>> START Data lines
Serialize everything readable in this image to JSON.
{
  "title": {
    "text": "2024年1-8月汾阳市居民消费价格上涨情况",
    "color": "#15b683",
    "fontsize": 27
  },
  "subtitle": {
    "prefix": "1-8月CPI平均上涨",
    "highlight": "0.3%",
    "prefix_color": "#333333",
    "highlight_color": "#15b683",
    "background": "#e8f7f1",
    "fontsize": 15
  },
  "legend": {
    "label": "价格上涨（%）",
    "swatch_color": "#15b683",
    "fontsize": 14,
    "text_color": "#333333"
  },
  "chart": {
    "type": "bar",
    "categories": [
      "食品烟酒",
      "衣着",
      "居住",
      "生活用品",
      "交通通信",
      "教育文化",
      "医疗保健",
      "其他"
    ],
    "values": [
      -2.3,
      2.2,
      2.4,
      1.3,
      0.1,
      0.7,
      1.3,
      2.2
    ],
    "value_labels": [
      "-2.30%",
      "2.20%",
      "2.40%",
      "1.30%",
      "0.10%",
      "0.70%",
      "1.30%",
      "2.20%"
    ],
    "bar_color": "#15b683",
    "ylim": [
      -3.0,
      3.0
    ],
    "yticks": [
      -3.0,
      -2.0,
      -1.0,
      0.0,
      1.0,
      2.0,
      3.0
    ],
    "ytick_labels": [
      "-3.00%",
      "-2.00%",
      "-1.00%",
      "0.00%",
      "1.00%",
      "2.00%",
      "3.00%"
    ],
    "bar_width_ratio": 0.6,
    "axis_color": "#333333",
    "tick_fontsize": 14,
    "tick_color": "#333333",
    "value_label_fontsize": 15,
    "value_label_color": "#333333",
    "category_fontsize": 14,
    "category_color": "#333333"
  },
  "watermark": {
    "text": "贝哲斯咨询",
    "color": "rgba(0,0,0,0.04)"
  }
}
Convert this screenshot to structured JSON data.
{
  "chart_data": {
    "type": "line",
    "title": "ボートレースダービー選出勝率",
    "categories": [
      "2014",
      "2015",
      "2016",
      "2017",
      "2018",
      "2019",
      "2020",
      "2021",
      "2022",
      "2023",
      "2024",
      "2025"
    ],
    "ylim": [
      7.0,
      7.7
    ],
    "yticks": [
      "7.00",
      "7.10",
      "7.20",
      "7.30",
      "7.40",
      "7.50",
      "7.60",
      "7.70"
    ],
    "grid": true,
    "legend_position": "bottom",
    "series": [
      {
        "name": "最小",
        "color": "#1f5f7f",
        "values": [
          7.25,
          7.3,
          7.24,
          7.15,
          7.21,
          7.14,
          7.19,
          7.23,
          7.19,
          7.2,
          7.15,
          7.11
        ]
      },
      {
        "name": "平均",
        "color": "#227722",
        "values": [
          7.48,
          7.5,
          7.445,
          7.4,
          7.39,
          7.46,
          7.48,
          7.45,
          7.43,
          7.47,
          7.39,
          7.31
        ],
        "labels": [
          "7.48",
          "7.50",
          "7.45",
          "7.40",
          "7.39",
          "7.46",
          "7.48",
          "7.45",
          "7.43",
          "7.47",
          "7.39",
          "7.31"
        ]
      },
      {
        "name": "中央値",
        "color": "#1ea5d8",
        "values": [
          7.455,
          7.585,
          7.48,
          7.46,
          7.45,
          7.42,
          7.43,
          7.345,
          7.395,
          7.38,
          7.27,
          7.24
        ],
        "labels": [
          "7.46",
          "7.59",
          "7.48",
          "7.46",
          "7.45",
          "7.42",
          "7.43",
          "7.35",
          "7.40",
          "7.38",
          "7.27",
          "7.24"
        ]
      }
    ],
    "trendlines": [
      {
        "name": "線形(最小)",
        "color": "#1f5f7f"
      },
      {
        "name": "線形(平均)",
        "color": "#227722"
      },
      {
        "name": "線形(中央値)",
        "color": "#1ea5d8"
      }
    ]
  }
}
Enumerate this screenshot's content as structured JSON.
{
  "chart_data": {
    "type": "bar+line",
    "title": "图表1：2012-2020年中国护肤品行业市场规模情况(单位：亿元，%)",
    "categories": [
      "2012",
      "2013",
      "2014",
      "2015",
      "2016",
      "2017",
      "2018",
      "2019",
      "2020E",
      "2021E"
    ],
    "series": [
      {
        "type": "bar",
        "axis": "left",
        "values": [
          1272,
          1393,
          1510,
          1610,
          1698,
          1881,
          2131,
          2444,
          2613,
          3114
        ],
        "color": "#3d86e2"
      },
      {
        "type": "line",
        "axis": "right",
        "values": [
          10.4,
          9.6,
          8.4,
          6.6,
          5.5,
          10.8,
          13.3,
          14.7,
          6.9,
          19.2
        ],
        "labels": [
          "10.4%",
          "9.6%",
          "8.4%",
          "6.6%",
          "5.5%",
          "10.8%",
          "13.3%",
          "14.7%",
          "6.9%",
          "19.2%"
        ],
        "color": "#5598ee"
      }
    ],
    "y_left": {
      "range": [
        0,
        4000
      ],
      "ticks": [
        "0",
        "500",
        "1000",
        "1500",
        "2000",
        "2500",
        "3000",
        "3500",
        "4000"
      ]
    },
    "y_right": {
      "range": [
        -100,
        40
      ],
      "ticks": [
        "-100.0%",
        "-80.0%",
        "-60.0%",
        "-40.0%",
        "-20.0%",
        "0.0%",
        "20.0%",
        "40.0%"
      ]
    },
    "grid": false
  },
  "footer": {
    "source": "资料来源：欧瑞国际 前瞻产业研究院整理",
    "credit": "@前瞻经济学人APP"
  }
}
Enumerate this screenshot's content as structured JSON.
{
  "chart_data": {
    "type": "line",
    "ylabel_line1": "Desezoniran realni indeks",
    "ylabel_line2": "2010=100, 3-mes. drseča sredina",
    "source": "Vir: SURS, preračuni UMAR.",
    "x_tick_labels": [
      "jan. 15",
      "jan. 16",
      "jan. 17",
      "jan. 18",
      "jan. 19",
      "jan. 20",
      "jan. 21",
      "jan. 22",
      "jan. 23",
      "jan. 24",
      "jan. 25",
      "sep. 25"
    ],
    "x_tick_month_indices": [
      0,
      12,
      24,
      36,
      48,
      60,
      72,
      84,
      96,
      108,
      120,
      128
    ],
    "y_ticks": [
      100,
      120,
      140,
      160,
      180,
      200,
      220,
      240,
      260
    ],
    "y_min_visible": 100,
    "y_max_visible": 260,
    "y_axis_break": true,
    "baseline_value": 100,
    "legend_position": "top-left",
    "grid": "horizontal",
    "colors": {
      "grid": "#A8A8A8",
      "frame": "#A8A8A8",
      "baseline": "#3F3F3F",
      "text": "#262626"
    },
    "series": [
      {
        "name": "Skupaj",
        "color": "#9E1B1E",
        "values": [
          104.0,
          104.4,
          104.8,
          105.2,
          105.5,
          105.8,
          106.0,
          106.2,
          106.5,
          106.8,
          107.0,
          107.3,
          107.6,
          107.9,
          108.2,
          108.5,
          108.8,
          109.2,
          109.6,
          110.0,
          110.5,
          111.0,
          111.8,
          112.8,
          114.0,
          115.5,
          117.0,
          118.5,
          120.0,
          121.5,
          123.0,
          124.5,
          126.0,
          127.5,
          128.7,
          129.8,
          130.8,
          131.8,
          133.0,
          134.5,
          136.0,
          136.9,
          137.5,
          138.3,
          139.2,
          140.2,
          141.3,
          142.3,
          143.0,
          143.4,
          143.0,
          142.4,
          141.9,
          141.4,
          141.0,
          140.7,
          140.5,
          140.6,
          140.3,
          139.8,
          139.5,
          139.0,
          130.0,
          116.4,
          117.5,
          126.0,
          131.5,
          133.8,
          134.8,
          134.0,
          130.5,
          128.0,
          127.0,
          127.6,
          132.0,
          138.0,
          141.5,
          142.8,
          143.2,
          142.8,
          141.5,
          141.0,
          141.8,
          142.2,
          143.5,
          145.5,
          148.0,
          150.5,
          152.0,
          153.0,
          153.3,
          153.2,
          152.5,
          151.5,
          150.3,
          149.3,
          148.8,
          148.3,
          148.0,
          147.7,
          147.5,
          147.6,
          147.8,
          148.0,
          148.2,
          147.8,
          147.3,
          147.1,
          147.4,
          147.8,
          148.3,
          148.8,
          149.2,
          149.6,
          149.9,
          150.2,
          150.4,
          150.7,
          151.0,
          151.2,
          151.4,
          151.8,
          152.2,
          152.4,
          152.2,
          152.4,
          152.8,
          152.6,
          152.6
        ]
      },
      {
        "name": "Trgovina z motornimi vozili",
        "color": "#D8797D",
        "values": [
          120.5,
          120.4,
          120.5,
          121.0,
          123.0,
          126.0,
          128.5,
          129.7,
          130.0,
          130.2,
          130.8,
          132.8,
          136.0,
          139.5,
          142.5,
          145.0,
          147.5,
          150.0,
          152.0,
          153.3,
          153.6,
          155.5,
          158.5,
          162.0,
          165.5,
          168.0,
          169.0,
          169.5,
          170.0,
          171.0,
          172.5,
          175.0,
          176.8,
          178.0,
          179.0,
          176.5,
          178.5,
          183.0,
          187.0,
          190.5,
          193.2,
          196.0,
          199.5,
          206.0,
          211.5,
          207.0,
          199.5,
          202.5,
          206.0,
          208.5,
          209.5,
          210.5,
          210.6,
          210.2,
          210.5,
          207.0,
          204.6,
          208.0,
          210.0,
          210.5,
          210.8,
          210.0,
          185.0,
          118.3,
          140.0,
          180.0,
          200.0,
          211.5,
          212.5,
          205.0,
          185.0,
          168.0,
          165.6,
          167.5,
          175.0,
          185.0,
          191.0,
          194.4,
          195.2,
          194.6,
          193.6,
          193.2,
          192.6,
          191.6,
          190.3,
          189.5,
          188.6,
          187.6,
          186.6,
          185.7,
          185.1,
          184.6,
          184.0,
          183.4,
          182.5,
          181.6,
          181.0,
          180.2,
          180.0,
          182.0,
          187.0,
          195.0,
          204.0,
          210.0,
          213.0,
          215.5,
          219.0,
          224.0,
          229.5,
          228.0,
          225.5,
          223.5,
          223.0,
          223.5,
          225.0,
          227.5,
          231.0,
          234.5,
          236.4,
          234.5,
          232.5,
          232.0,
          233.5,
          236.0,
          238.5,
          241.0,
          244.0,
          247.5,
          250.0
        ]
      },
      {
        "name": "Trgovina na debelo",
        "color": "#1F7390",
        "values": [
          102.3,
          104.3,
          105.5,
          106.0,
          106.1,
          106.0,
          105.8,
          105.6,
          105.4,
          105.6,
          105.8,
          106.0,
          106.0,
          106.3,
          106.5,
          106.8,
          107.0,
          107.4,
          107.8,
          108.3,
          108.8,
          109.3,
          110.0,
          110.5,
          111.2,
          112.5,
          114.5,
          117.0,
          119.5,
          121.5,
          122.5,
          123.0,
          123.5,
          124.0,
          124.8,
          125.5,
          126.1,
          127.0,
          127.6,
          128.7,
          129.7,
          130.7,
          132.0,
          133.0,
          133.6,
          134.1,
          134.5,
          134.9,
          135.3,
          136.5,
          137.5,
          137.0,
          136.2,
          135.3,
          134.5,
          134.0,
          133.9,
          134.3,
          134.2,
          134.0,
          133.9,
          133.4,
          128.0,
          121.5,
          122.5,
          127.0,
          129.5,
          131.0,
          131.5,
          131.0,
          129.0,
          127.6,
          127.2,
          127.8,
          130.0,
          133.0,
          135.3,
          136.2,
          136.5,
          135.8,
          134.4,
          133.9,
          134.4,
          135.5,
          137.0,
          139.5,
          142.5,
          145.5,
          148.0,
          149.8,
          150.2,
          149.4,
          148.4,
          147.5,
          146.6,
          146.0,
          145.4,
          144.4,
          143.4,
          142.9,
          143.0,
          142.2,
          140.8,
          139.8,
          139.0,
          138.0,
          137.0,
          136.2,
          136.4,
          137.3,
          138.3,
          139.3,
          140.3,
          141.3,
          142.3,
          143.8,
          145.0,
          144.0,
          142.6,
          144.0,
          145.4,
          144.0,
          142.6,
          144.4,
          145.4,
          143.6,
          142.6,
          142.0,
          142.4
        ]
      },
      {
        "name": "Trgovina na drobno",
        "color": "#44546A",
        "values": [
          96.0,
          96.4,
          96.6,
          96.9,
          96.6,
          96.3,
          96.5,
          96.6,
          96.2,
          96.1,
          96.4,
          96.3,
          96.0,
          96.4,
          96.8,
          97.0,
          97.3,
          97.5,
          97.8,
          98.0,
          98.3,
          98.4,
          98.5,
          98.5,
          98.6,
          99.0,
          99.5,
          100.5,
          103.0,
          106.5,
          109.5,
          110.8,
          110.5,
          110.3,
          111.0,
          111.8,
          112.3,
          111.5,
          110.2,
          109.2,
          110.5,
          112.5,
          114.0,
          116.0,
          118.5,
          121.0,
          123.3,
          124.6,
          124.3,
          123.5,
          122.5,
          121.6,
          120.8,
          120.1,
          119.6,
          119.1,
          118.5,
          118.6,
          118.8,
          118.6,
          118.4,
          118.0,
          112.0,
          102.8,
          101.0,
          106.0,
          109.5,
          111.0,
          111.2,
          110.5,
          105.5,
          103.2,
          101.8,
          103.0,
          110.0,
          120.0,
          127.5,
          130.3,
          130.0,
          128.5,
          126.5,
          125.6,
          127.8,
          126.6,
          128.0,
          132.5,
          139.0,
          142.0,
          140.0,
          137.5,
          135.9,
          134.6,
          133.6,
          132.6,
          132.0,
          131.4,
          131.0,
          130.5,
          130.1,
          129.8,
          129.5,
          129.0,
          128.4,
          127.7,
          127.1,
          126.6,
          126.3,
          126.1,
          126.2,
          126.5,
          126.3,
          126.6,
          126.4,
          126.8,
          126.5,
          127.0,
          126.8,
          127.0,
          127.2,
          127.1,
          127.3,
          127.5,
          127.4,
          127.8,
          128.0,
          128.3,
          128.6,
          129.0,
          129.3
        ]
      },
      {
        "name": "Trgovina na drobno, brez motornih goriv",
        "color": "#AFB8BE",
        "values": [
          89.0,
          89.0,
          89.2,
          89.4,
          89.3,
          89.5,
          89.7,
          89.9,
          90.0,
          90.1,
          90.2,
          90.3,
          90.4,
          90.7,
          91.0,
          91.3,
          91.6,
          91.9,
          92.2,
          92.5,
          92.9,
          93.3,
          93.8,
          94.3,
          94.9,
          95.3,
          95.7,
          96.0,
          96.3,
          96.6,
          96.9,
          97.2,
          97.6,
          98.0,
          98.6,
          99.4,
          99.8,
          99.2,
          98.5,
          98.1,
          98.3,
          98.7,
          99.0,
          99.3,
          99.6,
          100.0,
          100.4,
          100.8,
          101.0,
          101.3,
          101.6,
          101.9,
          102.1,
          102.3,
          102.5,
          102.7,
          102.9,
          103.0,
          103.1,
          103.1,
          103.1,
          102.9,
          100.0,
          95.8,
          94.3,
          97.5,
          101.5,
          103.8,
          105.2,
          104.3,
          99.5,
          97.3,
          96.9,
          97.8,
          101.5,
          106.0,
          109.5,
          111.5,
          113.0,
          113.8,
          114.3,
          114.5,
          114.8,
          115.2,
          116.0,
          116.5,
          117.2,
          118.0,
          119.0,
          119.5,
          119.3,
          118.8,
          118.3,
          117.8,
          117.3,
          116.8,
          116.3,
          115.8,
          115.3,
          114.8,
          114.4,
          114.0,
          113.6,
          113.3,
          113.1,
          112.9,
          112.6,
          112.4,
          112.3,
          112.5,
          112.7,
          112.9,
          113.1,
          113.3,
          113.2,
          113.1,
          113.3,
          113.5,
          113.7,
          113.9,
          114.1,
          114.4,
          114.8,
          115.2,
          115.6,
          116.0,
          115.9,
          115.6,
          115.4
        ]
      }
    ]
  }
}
>> END Data lines
Written task: Using the records above, copy each line that contains "grid".

Result for this exercise:
    "grid": true,
    "grid": false
    "grid": "horizontal",
      "grid": "#A8A8A8",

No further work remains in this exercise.